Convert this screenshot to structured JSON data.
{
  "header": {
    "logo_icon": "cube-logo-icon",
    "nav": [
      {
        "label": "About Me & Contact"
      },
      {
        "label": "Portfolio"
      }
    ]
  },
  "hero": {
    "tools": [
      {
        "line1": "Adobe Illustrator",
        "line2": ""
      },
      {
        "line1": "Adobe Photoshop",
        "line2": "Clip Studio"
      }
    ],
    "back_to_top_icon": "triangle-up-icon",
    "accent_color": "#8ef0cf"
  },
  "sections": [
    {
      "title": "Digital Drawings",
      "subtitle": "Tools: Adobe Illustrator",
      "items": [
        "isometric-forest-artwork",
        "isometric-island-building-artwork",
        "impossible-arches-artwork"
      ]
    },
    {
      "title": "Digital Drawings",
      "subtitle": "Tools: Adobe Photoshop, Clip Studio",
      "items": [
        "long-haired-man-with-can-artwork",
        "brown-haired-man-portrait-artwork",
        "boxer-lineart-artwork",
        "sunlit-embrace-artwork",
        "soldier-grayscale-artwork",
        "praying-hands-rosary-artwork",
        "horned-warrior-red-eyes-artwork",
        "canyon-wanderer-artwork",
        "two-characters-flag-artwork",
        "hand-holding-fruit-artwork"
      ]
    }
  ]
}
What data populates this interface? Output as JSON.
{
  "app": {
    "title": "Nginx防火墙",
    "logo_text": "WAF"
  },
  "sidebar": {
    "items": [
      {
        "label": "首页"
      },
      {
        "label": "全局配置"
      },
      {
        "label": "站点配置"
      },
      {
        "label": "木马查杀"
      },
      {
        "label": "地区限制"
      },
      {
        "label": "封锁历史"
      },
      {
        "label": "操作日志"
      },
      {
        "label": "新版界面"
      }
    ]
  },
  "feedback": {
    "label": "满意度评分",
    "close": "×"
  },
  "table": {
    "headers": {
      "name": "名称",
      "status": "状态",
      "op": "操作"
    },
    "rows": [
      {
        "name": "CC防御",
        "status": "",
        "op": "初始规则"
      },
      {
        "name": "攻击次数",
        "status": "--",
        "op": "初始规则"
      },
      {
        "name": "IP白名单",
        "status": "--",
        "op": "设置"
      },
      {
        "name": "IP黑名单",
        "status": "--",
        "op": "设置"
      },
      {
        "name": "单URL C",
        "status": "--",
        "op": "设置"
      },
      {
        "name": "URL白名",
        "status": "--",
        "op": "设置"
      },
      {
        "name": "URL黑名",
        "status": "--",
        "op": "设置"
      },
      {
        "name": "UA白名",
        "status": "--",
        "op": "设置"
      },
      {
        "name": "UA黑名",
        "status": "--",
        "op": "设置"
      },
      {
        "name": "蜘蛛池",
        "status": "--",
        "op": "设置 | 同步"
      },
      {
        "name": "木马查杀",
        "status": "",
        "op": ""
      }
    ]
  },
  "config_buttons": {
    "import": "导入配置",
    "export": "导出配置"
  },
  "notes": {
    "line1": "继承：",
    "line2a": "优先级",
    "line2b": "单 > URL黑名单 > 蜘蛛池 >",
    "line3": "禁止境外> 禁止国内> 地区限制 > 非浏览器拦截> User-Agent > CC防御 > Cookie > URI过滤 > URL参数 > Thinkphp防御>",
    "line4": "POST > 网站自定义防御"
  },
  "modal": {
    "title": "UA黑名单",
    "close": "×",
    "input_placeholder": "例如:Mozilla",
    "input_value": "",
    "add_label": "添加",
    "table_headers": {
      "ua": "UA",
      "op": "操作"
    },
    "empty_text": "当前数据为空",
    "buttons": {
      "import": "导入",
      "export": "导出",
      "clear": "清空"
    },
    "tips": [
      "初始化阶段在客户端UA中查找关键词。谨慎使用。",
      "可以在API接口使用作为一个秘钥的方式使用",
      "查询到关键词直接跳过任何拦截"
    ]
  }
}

☆ ☆ ☆ ☆

» REQUIRED WORK: Quote the data above in full, changing nothing.

» TASK SOLUTION:
Convert this screenshot to structured JSON data.
{
  "header": {
    "logo_icon": "cube-logo-icon",
    "nav": [
      {
        "label": "About Me & Contact"
      },
      {
        "label": "Portfolio"
      }
    ]
  },
  "hero": {
    "tools": [
      {
        "line1": "Adobe Illustrator",
        "line2": ""
      },
      {
        "line1": "Adobe Photoshop",
        "line2": "Clip Studio"
      }
    ],
    "back_to_top_icon": "triangle-up-icon",
    "accent_color": "#8ef0cf"
  },
  "sections": [
    {
      "title": "Digital Drawings",
      "subtitle": "Tools: Adobe Illustrator",
      "items": [
        "isometric-forest-artwork",
        "isometric-island-building-artwork",
        "impossible-arches-artwork"
      ]
    },
    {
      "title": "Digital Drawings",
      "subtitle": "Tools: Adobe Photoshop, Clip Studio",
      "items": [
        "long-haired-man-with-can-artwork",
        "brown-haired-man-portrait-artwork",
        "boxer-lineart-artwork",
        "sunlit-embrace-artwork",
        "soldier-grayscale-artwork",
        "praying-hands-rosary-artwork",
        "horned-warrior-red-eyes-artwork",
        "canyon-wanderer-artwork",
        "two-characters-flag-artwork",
        "hand-holding-fruit-artwork"
      ]
    }
  ]
}
What data populates this interface? Output as JSON.
{
  "app": {
    "title": "Nginx防火墙",
    "logo_text": "WAF"
  },
  "sidebar": {
    "items": [
      {
        "label": "首页"
      },
      {
        "label": "全局配置"
      },
      {
        "label": "站点配置"
      },
      {
        "label": "木马查杀"
      },
      {
        "label": "地区限制"
      },
      {
        "label": "封锁历史"
      },
      {
        "label": "操作日志"
      },
      {
        "label": "新版界面"
      }
    ]
  },
  "feedback": {
    "label": "满意度评分",
    "close": "×"
  },
  "table": {
    "headers": {
      "name": "名称",
      "status": "状态",
      "op": "操作"
    },
    "rows": [
      {
        "name": "CC防御",
        "status": "",
        "op": "初始规则"
      },
      {
        "name": "攻击次数",
        "status": "--",
        "op": "初始规则"
      },
      {
        "name": "IP白名单",
        "status": "--",
        "op": "设置"
      },
      {
        "name": "IP黑名单",
        "status": "--",
        "op": "设置"
      },
      {
        "name": "单URL C",
        "status": "--",
        "op": "设置"
      },
      {
        "name": "URL白名",
        "status": "--",
        "op": "设置"
      },
      {
        "name": "URL黑名",
        "status": "--",
        "op": "设置"
      },
      {
        "name": "UA白名",
        "status": "--",
        "op": "设置"
      },
      {
        "name": "UA黑名",
        "status": "--",
        "op": "设置"
      },
      {
        "name": "蜘蛛池",
        "status": "--",
        "op": "设置 | 同步"
      },
      {
        "name": "木马查杀",
        "status": "",
        "op": ""
      }
    ]
  },
  "config_buttons": {
    "import": "导入配置",
    "export": "导出配置"
  },
  "notes": {
    "line1": "继承：",
    "line2a": "优先级",
    "line2b": "单 > URL黑名单 > 蜘蛛池 >",
    "line3": "禁止境外> 禁止国内> 地区限制 > 非浏览器拦截> User-Agent > CC防御 > Cookie > URI过滤 > URL参数 > Thinkphp防御>",
    "line4": "POST > 网站自定义防御"
  },
  "modal": {
    "title": "UA黑名单",
    "close": "×",
    "input_placeholder": "例如:Mozilla",
    "input_value": "",
    "add_label": "添加",
    "table_headers": {
      "ua": "UA",
      "op": "操作"
    },
    "empty_text": "当前数据为空",
    "buttons": {
      "import": "导入",
      "export": "导出",
      "clear": "清空"
    },
    "tips": [
      "初始化阶段在客户端UA中查找关键词。谨慎使用。",
      "可以在API接口使用作为一个秘钥的方式使用",
      "查询到关键词直接跳过任何拦截"
    ]
  }
}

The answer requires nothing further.